──────── Text provided

#!/bin/bash

# ------------------------------------------------------------------------------
# Pre-compute average alignment-metric ratios per *module type*.
# Mirrors the structure of `scripts/finetune.sh` but only runs the
# lightweight `src/precompute_module_type_ratios.py` helper.
# ------------------------------------------------------------------------------

# Environment-configurable knobs ------------------------------------------------
# MODEL_NAME_OR_PATH=${MODEL_NAME_OR_PATH:-"Qwen/Qwen3-4B"}
MODEL_NAME_OR_PATH=${MODEL_NAME_OR_PATH:-"google/gemma-3-4b-it"}

# Dataset (interleaved list: <dataset1> <frac_or_num> ...).  By default we use
# the same Magicoder dataset as the finetuning example.

────────────────
──────── Listed entries

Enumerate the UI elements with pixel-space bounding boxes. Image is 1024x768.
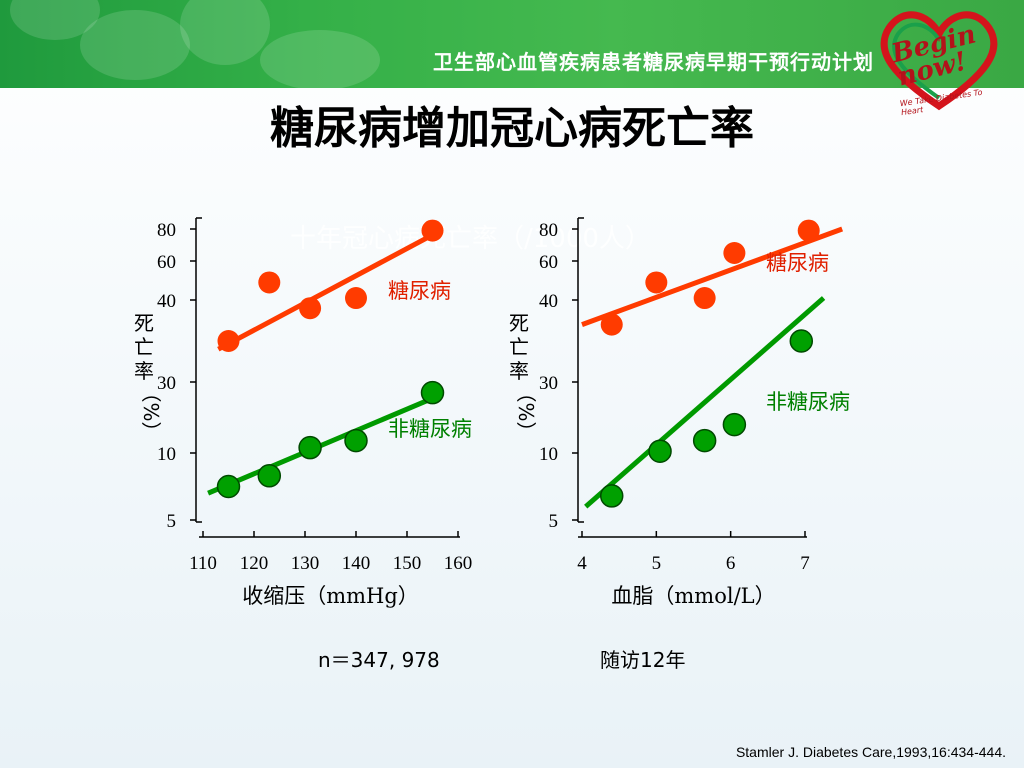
- series-label-non-diabetes: 非糖尿病: [766, 390, 850, 414]
- y-axis-label-char: 亡: [509, 335, 529, 359]
- x-tick-label: 110: [189, 553, 217, 574]
- x-tick-label: 160: [444, 553, 473, 574]
- data-point-diabetes: [693, 287, 716, 310]
- x-axis-label: 收缩压（mmHg）: [242, 584, 419, 608]
- trend-line-non-diabetes: [584, 296, 826, 509]
- data-point-non-diabetes: [789, 329, 814, 353]
- y-tick-label: 5: [167, 511, 177, 532]
- series-label-diabetes: 糖尿病: [388, 279, 451, 303]
- data-point-diabetes: [600, 313, 623, 336]
- header-banner: 卫生部心血管疾病患者糖尿病早期干预行动计划: [0, 0, 1024, 88]
- series-label-non-diabetes: 非糖尿病: [388, 417, 472, 441]
- data-point-non-diabetes: [599, 484, 624, 508]
- y-tick-label: 40: [539, 291, 558, 312]
- data-point-non-diabetes: [692, 428, 717, 453]
- page-title: 糖尿病增加冠心病死亡率: [270, 103, 754, 154]
- series-label-diabetes: 糖尿病: [766, 251, 829, 275]
- chart-panel-1: 5 10 30 40 60 80 死亡率（%） 110 120 130 140 150 160 收缩压（m…: [134, 217, 473, 608]
- data-point-diabetes: [345, 287, 367, 310]
- data-point-non-diabetes: [298, 435, 322, 460]
- citation: Stamler J. Diabetes Care,1993,16:434-444…: [735, 744, 1006, 760]
- y-tick-label: 10: [539, 444, 558, 465]
- x-tick-label: 7: [800, 553, 810, 574]
- trend-line-non-diabetes: [207, 393, 439, 496]
- y-tick-label: 80: [157, 220, 176, 241]
- heart-logo-icon: [880, 11, 998, 111]
- x-tick-label: 6: [726, 553, 736, 574]
- y-tick-label: 10: [157, 444, 176, 465]
- trend-line-diabetes: [217, 229, 439, 352]
- sample-size-note: n＝347, 978: [318, 648, 440, 672]
- data-point-non-diabetes: [257, 464, 282, 488]
- chart-watermark-title: 十年冠心病死亡率（/1000人）: [290, 224, 651, 254]
- data-point-diabetes: [299, 297, 322, 320]
- y-tick-label: 30: [539, 373, 558, 394]
- data-point-diabetes: [797, 219, 820, 242]
- data-point-non-diabetes: [344, 428, 368, 453]
- data-point-diabetes: [258, 271, 281, 294]
- followup-note: 随访12年: [600, 648, 686, 672]
- y-tick-label: 80: [539, 220, 558, 241]
- y-axis-label-char: 死: [509, 311, 529, 335]
- data-point-diabetes: [421, 219, 444, 242]
- y-axis-label-char: 死: [134, 311, 154, 335]
- y-tick-label: 60: [157, 252, 176, 273]
- x-tick-label: 5: [652, 553, 662, 574]
- banner-text: 卫生部心血管疾病患者糖尿病早期干预行动计划: [433, 50, 874, 74]
- data-point-diabetes: [217, 330, 240, 352]
- y-axis-label-unit: （%）: [139, 382, 163, 441]
- x-tick-label: 130: [291, 553, 320, 574]
- begin-now-logo: Begin now! We Take Diabetes To Heart: [874, 6, 1004, 117]
- y-axis-label-char: 亡: [134, 335, 154, 359]
- y-axis-label-char: 率: [509, 359, 529, 383]
- data-point-diabetes: [645, 271, 668, 294]
- trend-line-diabetes: [581, 226, 844, 327]
- x-axis-label: 血脂（mmol/L）: [611, 584, 775, 608]
- y-tick-label: 60: [539, 252, 558, 273]
- data-point-non-diabetes: [216, 474, 241, 499]
- data-point-non-diabetes: [420, 380, 445, 405]
- x-tick-label: 4: [577, 553, 587, 574]
- data-point-non-diabetes: [722, 412, 747, 437]
- data-point-non-diabetes: [648, 439, 672, 463]
- y-axis-label-unit: （%）: [514, 382, 538, 441]
- data-point-diabetes: [723, 242, 746, 264]
- x-tick-label: 140: [342, 553, 371, 574]
- y-tick-label: 5: [549, 511, 559, 532]
- y-tick-label: 30: [157, 373, 176, 394]
- y-axis-label-char: 率: [134, 359, 154, 383]
- x-tick-label: 120: [240, 553, 269, 574]
- x-tick-label: 150: [393, 553, 422, 574]
- y-tick-label: 40: [157, 291, 176, 312]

────────────────

Directions:
[1] Retype the portion of the bash script starting at "# Environment-configurable knobs" and ending at "the finetuning example.".
[2] Extend the bash script for pre-computing module-type ratios, picking up right after its final line.

Solved problems:
[1]
# Environment-configurable knobs ------------------------------------------------
# MODEL_NAME_OR_PATH=${MODEL_NAME_OR_PATH:-"Qwen/Qwen3-4B"}
MODEL_NAME_OR_PATH=${MODEL_NAME_OR_PATH:-"google/gemma-3-4b-it"}

# Dataset (interleaved list: <dataset1> <frac_or_num> ...).  By default we use
# the same Magicoder dataset as the finetuning example.

[2]
DATASET_MIXER_LIST=(
  "ise-uiuc/Magicoder-Evol-Instruct-110K" "1.0"
)
DATASET_SPLITS=("train")

# Alignment-metric parameters
SAMPLE_SIZE=${SAMPLE_SIZE:-100}     # Number of examples to sample for metrics
GEN_MAX_LENGTH=${GEN_MAX_LENGTH:-128}  # Truncation length when preparing batch for model

# --max_seq_length controls tokenisation/truncation during dataset processing.
# Default depends on dataset (Magicoder often uses 1024).
TOKEN_MAX_SEQ=${TOKEN_MAX_SEQ:-512}

# Provide transform fns explicitly for Magicoder
DATASET_TRANSFORM_FN=(
  "sft_magicoder_tokenize_and_truncate_v1" \
  "sft_magicoder_filter_v1"
)

# Where to place outputs (defaults to a folder derived from the model name)
OUTPUT_DIR=${OUTPUT_DIR:-"./outputs_$(echo ${MODEL_NAME_OR_PATH} | tr '/' '_')_code"}

# ------------------------------------------------------------------------------
# Convenience logging
# ------------------------------------------------------------------------------

echo "📐  Pre-computing module-type ratios"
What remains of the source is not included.